Objective: Where a line contains the word "Расходы", copy that line in full.

Dataset records:
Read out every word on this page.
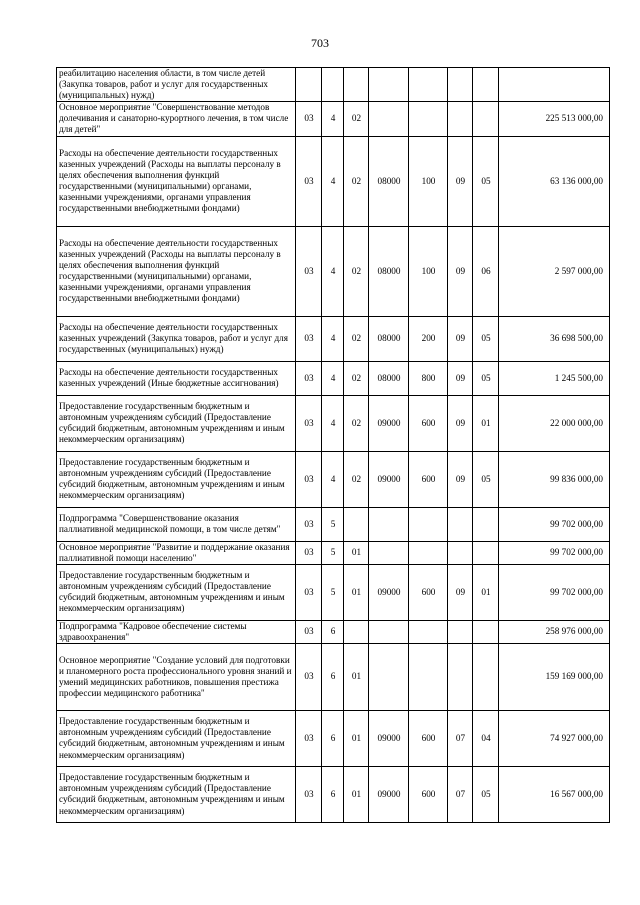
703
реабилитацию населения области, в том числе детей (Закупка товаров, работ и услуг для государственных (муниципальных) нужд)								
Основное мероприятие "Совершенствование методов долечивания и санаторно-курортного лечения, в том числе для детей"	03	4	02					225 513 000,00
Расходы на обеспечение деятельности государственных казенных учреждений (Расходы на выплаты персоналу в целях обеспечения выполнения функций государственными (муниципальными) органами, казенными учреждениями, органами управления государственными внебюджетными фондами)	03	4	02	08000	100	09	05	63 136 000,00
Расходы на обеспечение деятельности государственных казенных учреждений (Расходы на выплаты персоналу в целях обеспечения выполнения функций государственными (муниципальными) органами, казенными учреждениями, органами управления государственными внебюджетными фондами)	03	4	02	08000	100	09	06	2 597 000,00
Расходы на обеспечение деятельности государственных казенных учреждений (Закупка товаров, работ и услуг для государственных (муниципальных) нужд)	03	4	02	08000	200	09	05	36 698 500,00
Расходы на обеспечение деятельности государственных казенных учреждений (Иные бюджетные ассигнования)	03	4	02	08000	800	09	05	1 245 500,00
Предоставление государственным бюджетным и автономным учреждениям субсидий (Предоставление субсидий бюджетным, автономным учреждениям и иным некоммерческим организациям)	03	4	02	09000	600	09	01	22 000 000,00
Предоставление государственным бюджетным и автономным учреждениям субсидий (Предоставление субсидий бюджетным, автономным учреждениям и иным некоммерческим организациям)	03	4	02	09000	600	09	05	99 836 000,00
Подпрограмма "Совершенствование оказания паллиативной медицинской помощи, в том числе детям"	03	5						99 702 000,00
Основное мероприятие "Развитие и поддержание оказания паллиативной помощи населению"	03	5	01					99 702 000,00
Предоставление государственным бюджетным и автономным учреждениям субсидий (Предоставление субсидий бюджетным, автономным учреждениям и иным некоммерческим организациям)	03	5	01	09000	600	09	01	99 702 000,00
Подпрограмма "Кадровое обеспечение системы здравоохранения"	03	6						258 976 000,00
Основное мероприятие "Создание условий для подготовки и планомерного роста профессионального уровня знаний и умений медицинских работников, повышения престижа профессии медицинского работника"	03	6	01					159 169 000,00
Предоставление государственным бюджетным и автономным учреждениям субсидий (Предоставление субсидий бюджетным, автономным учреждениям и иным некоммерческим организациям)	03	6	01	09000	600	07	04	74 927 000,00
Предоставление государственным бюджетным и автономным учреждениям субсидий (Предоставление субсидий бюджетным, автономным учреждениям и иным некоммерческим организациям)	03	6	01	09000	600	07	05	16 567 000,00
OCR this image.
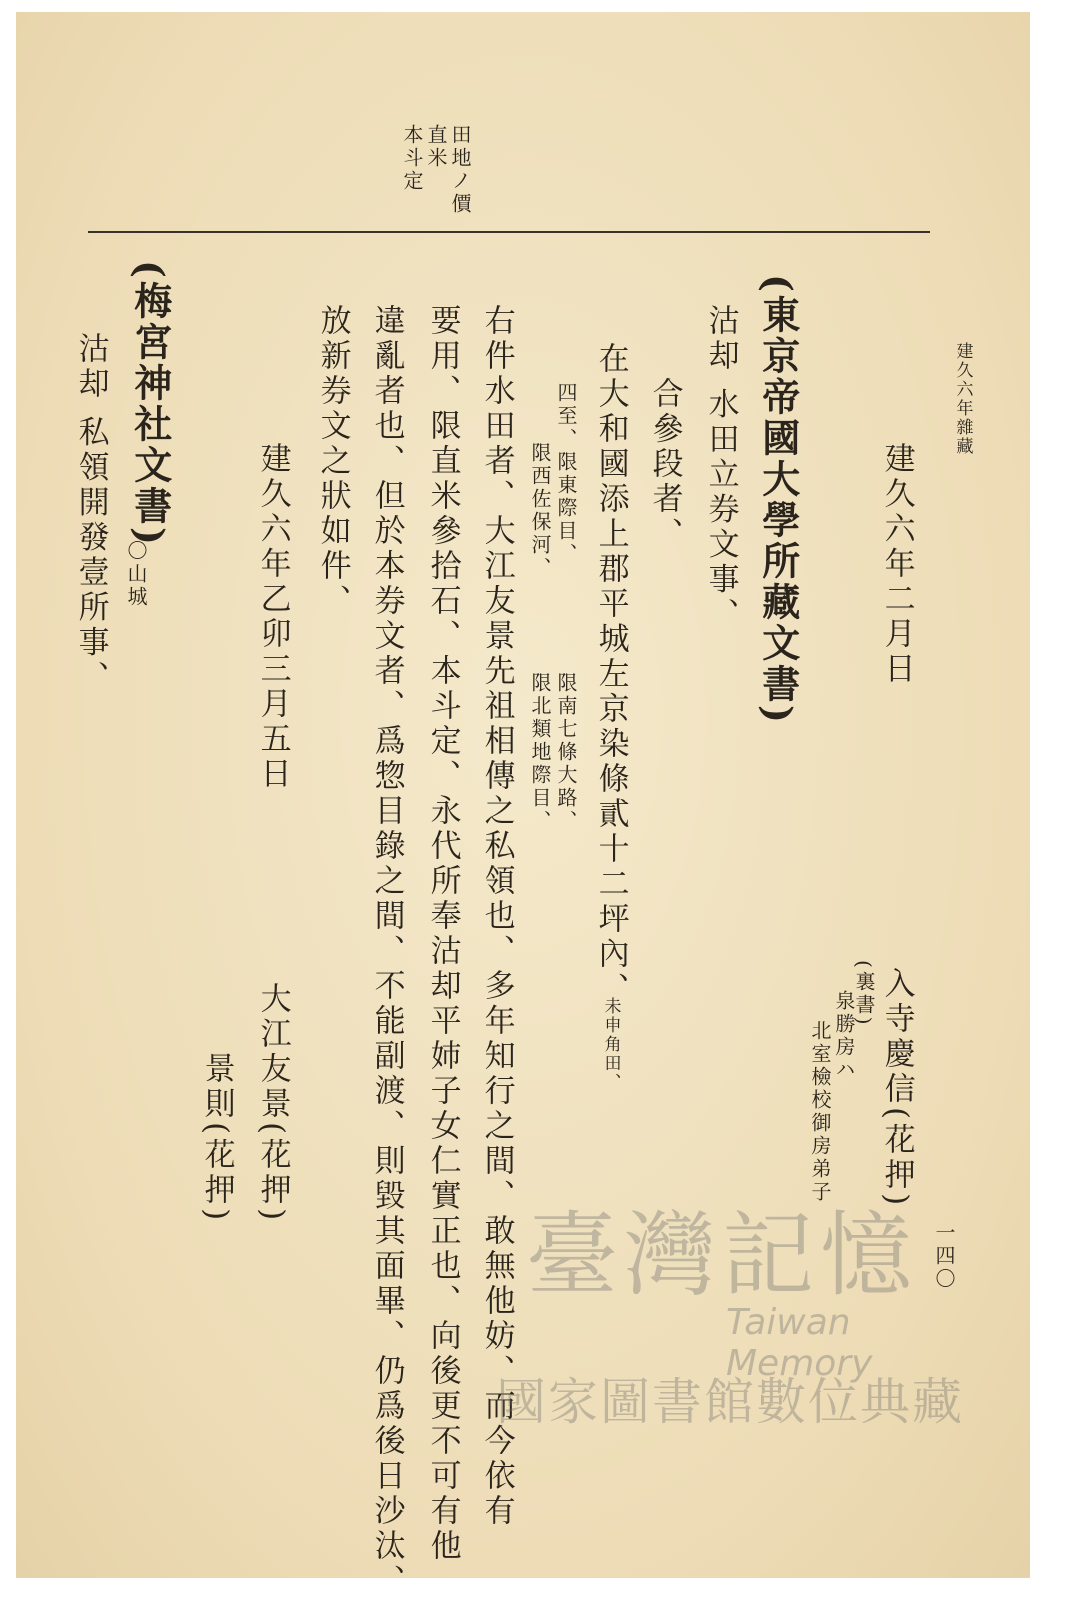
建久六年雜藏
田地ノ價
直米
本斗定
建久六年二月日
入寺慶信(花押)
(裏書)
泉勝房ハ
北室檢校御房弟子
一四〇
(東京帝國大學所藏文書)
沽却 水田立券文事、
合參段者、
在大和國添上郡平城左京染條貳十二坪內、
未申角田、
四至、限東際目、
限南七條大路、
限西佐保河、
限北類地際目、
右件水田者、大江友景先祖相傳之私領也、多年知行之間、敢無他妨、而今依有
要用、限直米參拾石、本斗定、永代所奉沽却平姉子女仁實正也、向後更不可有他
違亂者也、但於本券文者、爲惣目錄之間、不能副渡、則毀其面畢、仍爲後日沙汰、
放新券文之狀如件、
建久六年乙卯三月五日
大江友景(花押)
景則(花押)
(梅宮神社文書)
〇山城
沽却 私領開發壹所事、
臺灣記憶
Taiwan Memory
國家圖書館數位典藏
--
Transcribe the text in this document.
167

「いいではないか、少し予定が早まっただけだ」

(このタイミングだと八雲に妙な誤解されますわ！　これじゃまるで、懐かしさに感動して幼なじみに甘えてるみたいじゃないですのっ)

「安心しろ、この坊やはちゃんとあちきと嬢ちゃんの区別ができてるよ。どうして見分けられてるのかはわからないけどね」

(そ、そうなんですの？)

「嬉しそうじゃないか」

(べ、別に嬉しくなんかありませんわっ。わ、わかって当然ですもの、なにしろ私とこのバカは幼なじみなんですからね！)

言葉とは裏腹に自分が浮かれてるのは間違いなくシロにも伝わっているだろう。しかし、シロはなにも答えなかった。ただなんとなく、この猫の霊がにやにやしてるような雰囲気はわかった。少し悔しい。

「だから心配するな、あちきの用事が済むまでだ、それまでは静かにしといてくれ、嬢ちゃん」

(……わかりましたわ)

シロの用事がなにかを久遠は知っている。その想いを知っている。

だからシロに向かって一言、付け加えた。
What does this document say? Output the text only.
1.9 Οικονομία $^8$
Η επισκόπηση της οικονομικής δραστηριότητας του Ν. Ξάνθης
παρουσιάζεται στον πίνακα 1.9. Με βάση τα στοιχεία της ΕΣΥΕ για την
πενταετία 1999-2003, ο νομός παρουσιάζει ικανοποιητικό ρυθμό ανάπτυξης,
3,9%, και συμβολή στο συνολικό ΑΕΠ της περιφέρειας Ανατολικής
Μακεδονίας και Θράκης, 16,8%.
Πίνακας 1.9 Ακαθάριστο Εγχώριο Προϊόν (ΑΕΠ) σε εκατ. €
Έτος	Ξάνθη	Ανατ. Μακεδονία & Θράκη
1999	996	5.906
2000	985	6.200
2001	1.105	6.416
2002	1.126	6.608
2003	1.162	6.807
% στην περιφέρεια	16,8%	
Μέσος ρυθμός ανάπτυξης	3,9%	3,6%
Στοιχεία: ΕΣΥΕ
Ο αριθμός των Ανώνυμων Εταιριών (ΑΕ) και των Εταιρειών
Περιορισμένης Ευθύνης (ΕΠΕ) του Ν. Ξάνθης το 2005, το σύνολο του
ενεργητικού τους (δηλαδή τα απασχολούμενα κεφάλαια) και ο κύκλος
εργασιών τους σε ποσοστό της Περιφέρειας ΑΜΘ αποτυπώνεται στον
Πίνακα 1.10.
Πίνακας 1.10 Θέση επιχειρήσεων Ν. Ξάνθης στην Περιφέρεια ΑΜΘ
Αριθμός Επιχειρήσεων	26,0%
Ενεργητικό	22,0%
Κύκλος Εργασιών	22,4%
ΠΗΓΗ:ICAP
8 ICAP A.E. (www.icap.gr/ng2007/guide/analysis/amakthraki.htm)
* * *
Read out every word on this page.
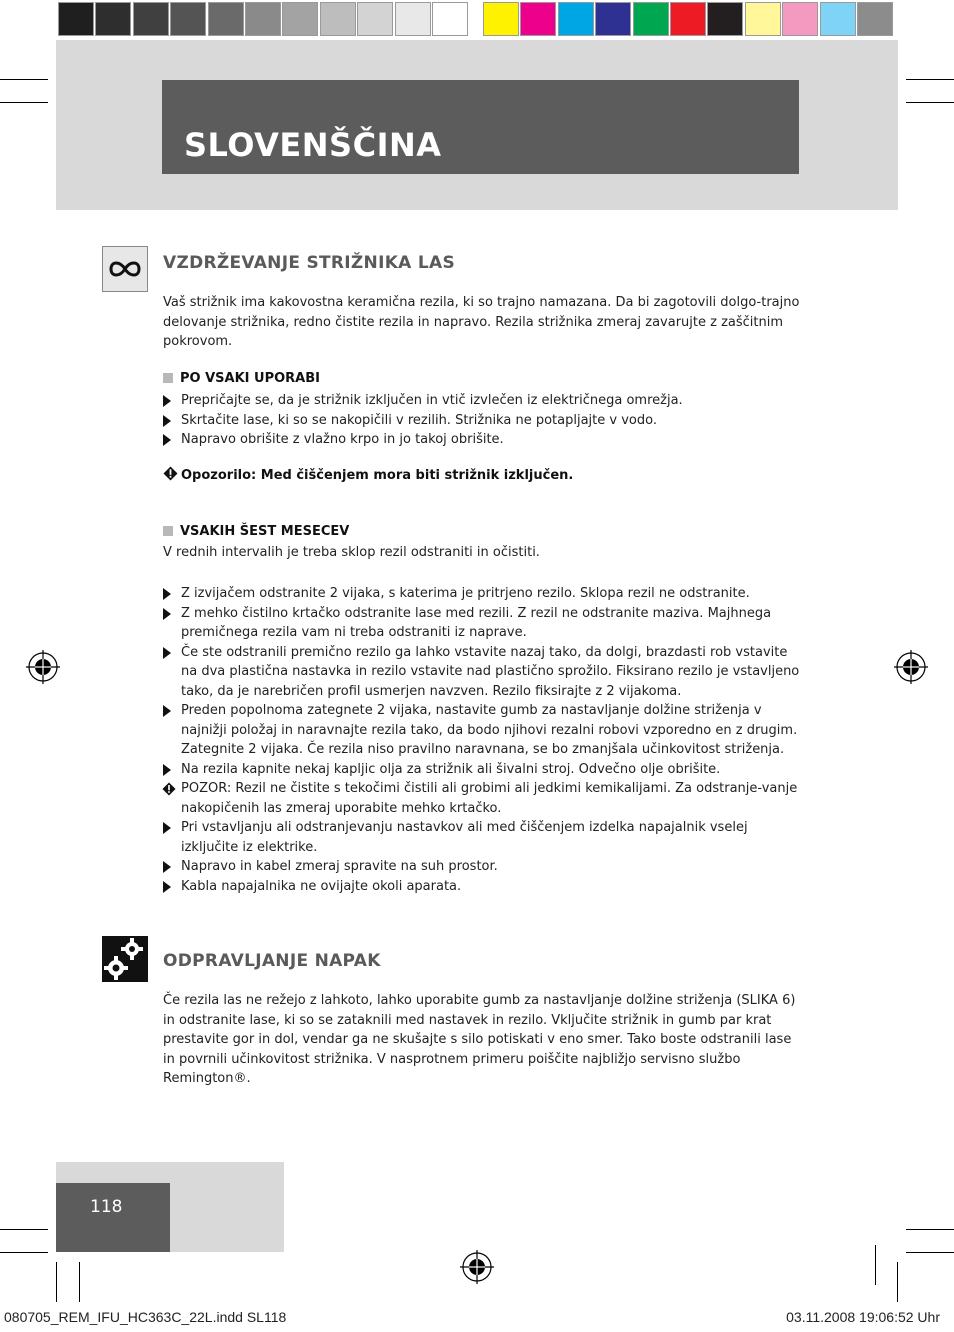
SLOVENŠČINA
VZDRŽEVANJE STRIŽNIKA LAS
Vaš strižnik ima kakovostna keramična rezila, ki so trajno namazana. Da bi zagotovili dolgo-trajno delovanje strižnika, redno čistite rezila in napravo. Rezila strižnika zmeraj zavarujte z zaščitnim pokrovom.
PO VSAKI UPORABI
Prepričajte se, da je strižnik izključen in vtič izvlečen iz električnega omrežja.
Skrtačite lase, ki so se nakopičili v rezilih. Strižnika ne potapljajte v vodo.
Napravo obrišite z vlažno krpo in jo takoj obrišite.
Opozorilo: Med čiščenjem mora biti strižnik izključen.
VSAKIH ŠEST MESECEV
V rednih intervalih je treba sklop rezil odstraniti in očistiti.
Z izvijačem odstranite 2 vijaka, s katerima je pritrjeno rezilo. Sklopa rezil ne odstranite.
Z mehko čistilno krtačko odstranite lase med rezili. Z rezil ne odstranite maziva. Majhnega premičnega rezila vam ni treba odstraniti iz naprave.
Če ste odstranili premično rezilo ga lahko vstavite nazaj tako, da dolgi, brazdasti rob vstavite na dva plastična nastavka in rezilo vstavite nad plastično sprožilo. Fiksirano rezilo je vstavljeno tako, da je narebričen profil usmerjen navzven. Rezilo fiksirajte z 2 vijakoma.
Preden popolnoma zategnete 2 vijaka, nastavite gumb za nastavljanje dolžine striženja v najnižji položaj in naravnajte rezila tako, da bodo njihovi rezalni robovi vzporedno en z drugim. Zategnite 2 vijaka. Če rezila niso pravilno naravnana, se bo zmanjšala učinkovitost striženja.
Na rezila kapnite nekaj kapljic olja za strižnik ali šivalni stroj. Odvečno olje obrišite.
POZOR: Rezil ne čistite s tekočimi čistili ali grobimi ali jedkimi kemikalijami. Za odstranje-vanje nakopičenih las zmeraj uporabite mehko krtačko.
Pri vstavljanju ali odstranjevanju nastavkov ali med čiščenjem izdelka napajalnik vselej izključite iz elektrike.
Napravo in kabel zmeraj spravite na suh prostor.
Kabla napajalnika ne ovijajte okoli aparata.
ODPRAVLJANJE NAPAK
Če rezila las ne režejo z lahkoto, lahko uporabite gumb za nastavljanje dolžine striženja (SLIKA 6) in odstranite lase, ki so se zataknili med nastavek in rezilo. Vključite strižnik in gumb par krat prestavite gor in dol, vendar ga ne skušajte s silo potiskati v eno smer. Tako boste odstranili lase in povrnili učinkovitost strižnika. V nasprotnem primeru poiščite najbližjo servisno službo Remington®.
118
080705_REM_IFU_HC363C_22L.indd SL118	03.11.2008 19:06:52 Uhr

Solution for this exercise:
Расходы на обеспечение деятельности государственных казенных учреждений (Расходы на выплаты персоналу в целях обеспечения выполнения функций государственными (муниципальными) органами, казенными учреждениями, органами управления государственными внебюджетными фондами)	03	4	02	08000	100	09	05	63 136 000,00
Расходы на обеспечение деятельности государственных казенных учреждений (Расходы на выплаты персоналу в целях обеспечения выполнения функций государственными (муниципальными) органами, казенными учреждениями, органами управления государственными внебюджетными фондами)	03	4	02	08000	100	09	06	2 597 000,00
Расходы на обеспечение деятельности государственных казенных учреждений (Закупка товаров, работ и услуг для государственных (муниципальных) нужд)	03	4	02	08000	200	09	05	36 698 500,00
Расходы на обеспечение деятельности государственных казенных учреждений (Иные бюджетные ассигнования)	03	4	02	08000	800	09	05	1 245 500,00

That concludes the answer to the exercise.